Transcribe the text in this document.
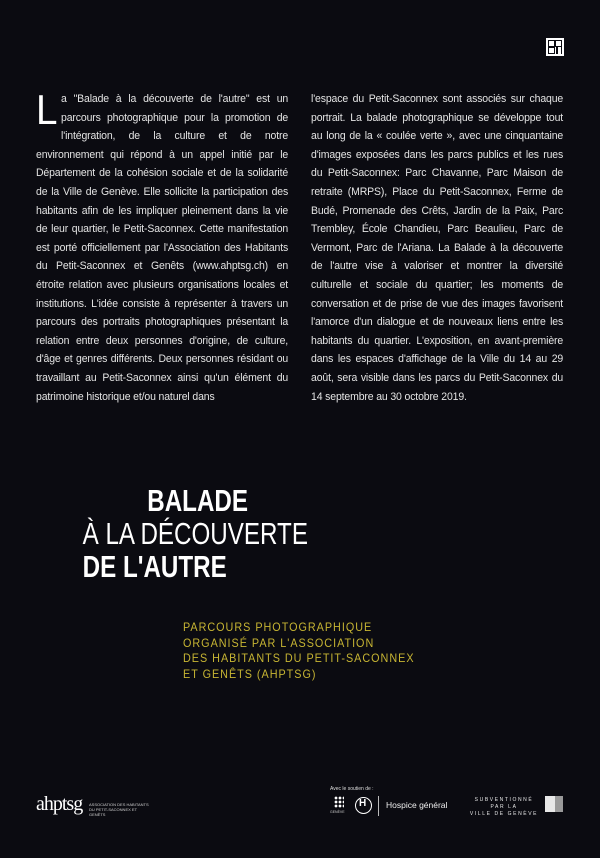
La "Balade à la découverte de l'autre" est un parcours photographique pour la promotion de l'intégration, de la culture et de notre environnement qui répond à un appel initié par le Département de la cohésion sociale et de la solidarité de la Ville de Genève. Elle sollicite la participation des habitants afin de les impliquer pleinement dans la vie de leur quartier, le Petit-Saconnex. Cette manifestation est porté officiellement par l'Association des Habitants du Petit-Saconnex et Genêts (www.ahptsg.ch) en étroite relation avec plusieurs organisations locales et institutions. L'idée consiste à représenter à travers un parcours des portraits photographiques présentant la relation entre deux personnes d'origine, de culture, d'âge et genres différents. Deux personnes résidant ou travaillant au Petit-Saconnex ainsi qu'un élément du patrimoine historique et/ou naturel dans

l'espace du Petit-Saconnex sont associés sur chaque portrait. La balade photographique se développe tout au long de la « coulée verte », avec une cinquantaine d'images exposées dans les parcs publics et les rues du Petit-Saconnex: Parc Chavanne, Parc Maison de retraite (MRPS), Place du Petit-Saconnex, Ferme de Budé, Promenade des Crêts, Jardin de la Paix, Parc Trembley, École Chandieu, Parc Beaulieu, Parc de Vermont, Parc de l'Ariana. La Balade à la découverte de l'autre vise à valoriser et montrer la diversité culturelle et sociale du quartier; les moments de conversation et de prise de vue des images favorisent l'amorce d'un dialogue et de nouveaux liens entre les habitants du quartier. L'exposition, en avant-première dans les espaces d'affichage de la Ville du 14 au 29 août, sera visible dans les parcs du Petit-Saconnex du 14 septembre au 30 octobre 2019.

BALADE
À LA DÉCOUVERTE
DE L'AUTRE
PARCOURS PHOTOGRAPHIQUE
ORGANISÉ PAR L'ASSOCIATION
DES HABITANTS DU PETIT-SACONNEX
ET GENÊTS (AHPTSG)
ahptsg ASSOCIATION DES HABITANTS DU PETIT-SACONNEX ET GENÊTS
Avec le soutien de :
GENÈVE
H
Hospice général	SUBVENTIONNÉ
PAR LA
VILLE DE GENÈVE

▶ What the task asks
Omit the pictures. Output every record above word for word.

▶ Response to the exercise
Transcribe the text in this document.
La "Balade à la découverte de l'autre" est un parcours photographique pour la promotion de l'intégration, de la culture et de notre environnement qui répond à un appel initié par le Département de la cohésion sociale et de la solidarité de la Ville de Genève. Elle sollicite la participation des habitants afin de les impliquer pleinement dans la vie de leur quartier, le Petit-Saconnex. Cette manifestation est porté officiellement par l'Association des Habitants du Petit-Saconnex et Genêts (www.ahptsg.ch) en étroite relation avec plusieurs organisations locales et institutions. L'idée consiste à représenter à travers un parcours des portraits photographiques présentant la relation entre deux personnes d'origine, de culture, d'âge et genres différents. Deux personnes résidant ou travaillant au Petit-Saconnex ainsi qu'un élément du patrimoine historique et/ou naturel dans

l'espace du Petit-Saconnex sont associés sur chaque portrait. La balade photographique se développe tout au long de la « coulée verte », avec une cinquantaine d'images exposées dans les parcs publics et les rues du Petit-Saconnex: Parc Chavanne, Parc Maison de retraite (MRPS), Place du Petit-Saconnex, Ferme de Budé, Promenade des Crêts, Jardin de la Paix, Parc Trembley, École Chandieu, Parc Beaulieu, Parc de Vermont, Parc de l'Ariana. La Balade à la découverte de l'autre vise à valoriser et montrer la diversité culturelle et sociale du quartier; les moments de conversation et de prise de vue des images favorisent l'amorce d'un dialogue et de nouveaux liens entre les habitants du quartier. L'exposition, en avant-première dans les espaces d'affichage de la Ville du 14 au 29 août, sera visible dans les parcs du Petit-Saconnex du 14 septembre au 30 octobre 2019.

BALADE
À LA DÉCOUVERTE
DE L'AUTRE
PARCOURS PHOTOGRAPHIQUE
ORGANISÉ PAR L'ASSOCIATION
DES HABITANTS DU PETIT-SACONNEX
ET GENÊTS (AHPTSG)
ahptsg ASSOCIATION DES HABITANTS DU PETIT-SACONNEX ET GENÊTS
Avec le soutien de :
GENÈVE
H
Hospice général	SUBVENTIONNÉ
PAR LA
VILLE DE GENÈVE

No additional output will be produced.